RECORDS SUPPLIED:
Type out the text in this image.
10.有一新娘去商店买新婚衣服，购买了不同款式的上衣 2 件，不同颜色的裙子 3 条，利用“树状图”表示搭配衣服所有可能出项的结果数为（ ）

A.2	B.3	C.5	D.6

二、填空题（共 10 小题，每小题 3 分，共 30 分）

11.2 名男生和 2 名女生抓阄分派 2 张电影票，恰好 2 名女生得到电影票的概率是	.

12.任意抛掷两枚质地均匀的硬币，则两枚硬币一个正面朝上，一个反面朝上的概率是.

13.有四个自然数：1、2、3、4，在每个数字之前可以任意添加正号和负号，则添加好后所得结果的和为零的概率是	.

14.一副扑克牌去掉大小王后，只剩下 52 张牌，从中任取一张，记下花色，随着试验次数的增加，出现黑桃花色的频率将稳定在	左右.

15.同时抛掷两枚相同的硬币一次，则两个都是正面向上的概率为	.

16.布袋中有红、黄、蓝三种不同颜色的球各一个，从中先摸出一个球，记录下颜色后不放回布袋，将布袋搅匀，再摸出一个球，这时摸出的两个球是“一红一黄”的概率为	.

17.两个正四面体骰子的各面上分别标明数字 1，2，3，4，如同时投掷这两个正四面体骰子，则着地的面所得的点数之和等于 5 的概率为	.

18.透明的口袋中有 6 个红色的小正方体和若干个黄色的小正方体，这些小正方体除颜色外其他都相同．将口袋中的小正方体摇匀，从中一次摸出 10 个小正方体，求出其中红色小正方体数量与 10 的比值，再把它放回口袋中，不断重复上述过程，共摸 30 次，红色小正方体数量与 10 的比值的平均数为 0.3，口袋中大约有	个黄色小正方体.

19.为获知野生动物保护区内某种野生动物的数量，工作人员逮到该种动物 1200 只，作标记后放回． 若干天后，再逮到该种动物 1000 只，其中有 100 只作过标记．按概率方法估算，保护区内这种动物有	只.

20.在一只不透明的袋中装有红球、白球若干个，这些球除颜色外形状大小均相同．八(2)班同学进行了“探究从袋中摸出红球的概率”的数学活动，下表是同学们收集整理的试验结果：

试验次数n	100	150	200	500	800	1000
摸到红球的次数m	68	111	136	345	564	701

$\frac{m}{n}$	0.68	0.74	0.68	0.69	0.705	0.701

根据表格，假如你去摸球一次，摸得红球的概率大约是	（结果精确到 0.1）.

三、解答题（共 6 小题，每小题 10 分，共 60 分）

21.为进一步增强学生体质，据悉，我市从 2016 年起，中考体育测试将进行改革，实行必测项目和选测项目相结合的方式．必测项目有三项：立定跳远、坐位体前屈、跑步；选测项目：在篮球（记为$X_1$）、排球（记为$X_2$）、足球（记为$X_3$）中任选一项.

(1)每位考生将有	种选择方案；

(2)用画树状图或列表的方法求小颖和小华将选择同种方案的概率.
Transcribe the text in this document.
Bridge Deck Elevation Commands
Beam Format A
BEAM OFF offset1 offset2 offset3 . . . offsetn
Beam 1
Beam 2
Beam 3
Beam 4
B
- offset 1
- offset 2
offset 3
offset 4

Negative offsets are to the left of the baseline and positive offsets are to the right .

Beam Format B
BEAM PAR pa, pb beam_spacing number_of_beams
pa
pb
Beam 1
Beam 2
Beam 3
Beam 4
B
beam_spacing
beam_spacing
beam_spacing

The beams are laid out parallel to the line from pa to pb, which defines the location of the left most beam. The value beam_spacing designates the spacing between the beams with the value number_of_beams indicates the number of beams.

DIRECTION:
Return all of the data exactly as it reads.

ANSWER TO THE TASK:
Type out the text in this image.
10.有一新娘去商店买新婚衣服，购买了不同款式的上衣 2 件，不同颜色的裙子 3 条，利用“树状图”表示搭配衣服所有可能出项的结果数为（ ）

A.2	B.3	C.5	D.6

二、填空题（共 10 小题，每小题 3 分，共 30 分）

11.2 名男生和 2 名女生抓阄分派 2 张电影票，恰好 2 名女生得到电影票的概率是	.

12.任意抛掷两枚质地均匀的硬币，则两枚硬币一个正面朝上，一个反面朝上的概率是.

13.有四个自然数：1、2、3、4，在每个数字之前可以任意添加正号和负号，则添加好后所得结果的和为零的概率是	.

14.一副扑克牌去掉大小王后，只剩下 52 张牌，从中任取一张，记下花色，随着试验次数的增加，出现黑桃花色的频率将稳定在	左右.

15.同时抛掷两枚相同的硬币一次，则两个都是正面向上的概率为	.

16.布袋中有红、黄、蓝三种不同颜色的球各一个，从中先摸出一个球，记录下颜色后不放回布袋，将布袋搅匀，再摸出一个球，这时摸出的两个球是“一红一黄”的概率为	.

17.两个正四面体骰子的各面上分别标明数字 1，2，3，4，如同时投掷这两个正四面体骰子，则着地的面所得的点数之和等于 5 的概率为	.

18.透明的口袋中有 6 个红色的小正方体和若干个黄色的小正方体，这些小正方体除颜色外其他都相同．将口袋中的小正方体摇匀，从中一次摸出 10 个小正方体，求出其中红色小正方体数量与 10 的比值，再把它放回口袋中，不断重复上述过程，共摸 30 次，红色小正方体数量与 10 的比值的平均数为 0.3，口袋中大约有	个黄色小正方体.

19.为获知野生动物保护区内某种野生动物的数量，工作人员逮到该种动物 1200 只，作标记后放回． 若干天后，再逮到该种动物 1000 只，其中有 100 只作过标记．按概率方法估算，保护区内这种动物有	只.

20.在一只不透明的袋中装有红球、白球若干个，这些球除颜色外形状大小均相同．八(2)班同学进行了“探究从袋中摸出红球的概率”的数学活动，下表是同学们收集整理的试验结果：

试验次数n	100	150	200	500	800	1000
摸到红球的次数m	68	111	136	345	564	701

$\frac{m}{n}$	0.68	0.74	0.68	0.69	0.705	0.701

根据表格，假如你去摸球一次，摸得红球的概率大约是	（结果精确到 0.1）.

三、解答题（共 6 小题，每小题 10 分，共 60 分）

21.为进一步增强学生体质，据悉，我市从 2016 年起，中考体育测试将进行改革，实行必测项目和选测项目相结合的方式．必测项目有三项：立定跳远、坐位体前屈、跑步；选测项目：在篮球（记为$X_1$）、排球（记为$X_2$）、足球（记为$X_3$）中任选一项.

(1)每位考生将有	种选择方案；

(2)用画树状图或列表的方法求小颖和小华将选择同种方案的概率.
Transcribe the text in this document.
Bridge Deck Elevation Commands
Beam Format A
BEAM OFF offset1 offset2 offset3 . . . offsetn
Beam 1
Beam 2
Beam 3
Beam 4
B
- offset 1
- offset 2
offset 3
offset 4

Negative offsets are to the left of the baseline and positive offsets are to the right .

Beam Format B
BEAM PAR pa, pb beam_spacing number_of_beams
pa
pb
Beam 1
Beam 2
Beam 3
Beam 4
B
beam_spacing
beam_spacing
beam_spacing

The beams are laid out parallel to the line from pa to pb, which defines the location of the left most beam. The value beam_spacing designates the spacing between the beams with the value number_of_beams indicates the number of beams.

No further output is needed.